START DATA SUPPLIED

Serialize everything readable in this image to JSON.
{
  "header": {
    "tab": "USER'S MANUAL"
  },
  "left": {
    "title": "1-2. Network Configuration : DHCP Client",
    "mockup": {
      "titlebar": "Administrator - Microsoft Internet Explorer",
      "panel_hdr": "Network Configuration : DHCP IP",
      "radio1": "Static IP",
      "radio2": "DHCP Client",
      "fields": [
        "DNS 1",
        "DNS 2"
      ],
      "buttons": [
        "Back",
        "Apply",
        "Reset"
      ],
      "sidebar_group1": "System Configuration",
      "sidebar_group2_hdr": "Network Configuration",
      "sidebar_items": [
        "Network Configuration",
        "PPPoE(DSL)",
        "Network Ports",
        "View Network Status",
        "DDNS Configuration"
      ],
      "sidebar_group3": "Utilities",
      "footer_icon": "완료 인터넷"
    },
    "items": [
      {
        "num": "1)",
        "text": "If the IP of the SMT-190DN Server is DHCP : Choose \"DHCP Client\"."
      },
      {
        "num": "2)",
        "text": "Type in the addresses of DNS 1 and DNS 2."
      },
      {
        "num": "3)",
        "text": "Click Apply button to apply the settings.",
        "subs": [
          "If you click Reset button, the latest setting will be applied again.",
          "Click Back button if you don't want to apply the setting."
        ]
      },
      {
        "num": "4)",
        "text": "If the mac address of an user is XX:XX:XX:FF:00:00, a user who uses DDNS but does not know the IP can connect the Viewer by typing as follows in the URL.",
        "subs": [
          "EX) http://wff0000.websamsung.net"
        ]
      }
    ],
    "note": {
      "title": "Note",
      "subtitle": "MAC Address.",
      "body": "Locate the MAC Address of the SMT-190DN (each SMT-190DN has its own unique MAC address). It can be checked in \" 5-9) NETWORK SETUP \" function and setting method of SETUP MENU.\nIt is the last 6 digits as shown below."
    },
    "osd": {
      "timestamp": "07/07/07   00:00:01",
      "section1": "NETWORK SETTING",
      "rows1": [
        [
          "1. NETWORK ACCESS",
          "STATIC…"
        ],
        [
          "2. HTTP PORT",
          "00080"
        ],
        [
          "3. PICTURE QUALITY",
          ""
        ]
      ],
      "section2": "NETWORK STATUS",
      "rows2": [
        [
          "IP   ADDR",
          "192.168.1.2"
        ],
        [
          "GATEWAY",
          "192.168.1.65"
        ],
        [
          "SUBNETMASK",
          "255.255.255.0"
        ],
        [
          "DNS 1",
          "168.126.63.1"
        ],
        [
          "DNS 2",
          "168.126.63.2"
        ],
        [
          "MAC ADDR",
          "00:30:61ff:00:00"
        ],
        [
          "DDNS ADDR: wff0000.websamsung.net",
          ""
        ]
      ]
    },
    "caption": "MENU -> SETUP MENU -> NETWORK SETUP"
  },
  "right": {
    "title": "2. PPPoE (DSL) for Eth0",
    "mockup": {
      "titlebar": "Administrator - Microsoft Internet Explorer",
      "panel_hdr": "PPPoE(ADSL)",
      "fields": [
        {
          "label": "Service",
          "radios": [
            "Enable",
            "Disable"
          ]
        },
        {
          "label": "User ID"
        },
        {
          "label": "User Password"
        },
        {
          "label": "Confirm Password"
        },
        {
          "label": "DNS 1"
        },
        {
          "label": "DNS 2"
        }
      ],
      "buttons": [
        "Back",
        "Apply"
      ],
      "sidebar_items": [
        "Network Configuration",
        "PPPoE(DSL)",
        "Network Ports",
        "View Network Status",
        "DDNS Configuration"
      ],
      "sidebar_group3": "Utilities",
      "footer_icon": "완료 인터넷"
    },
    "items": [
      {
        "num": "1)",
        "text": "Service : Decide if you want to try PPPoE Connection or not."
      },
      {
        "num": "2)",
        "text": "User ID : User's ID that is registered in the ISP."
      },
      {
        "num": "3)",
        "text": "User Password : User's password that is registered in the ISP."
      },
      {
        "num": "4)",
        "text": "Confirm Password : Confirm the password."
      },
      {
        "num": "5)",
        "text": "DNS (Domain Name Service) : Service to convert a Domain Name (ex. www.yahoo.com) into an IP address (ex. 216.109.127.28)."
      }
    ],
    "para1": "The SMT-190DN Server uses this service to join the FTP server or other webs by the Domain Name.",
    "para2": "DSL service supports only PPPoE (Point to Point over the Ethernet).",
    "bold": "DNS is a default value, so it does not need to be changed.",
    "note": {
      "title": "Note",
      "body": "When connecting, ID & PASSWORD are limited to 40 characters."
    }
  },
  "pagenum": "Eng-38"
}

END DATA SUPPLIED

> **EXERCISE PROMPT**
Filter the records above and return every line that holds the word "DDNS".

> **WRITTEN ANSWER**
        "DDNS Configuration"
        "text": "If the mac address of an user is XX:XX:XX:FF:00:00, a user who uses DDNS but does not know the IP can connect the Viewer by typing as follows in the URL.",
          "DDNS ADDR: wff0000.websamsung.net",
        "DDNS Configuration"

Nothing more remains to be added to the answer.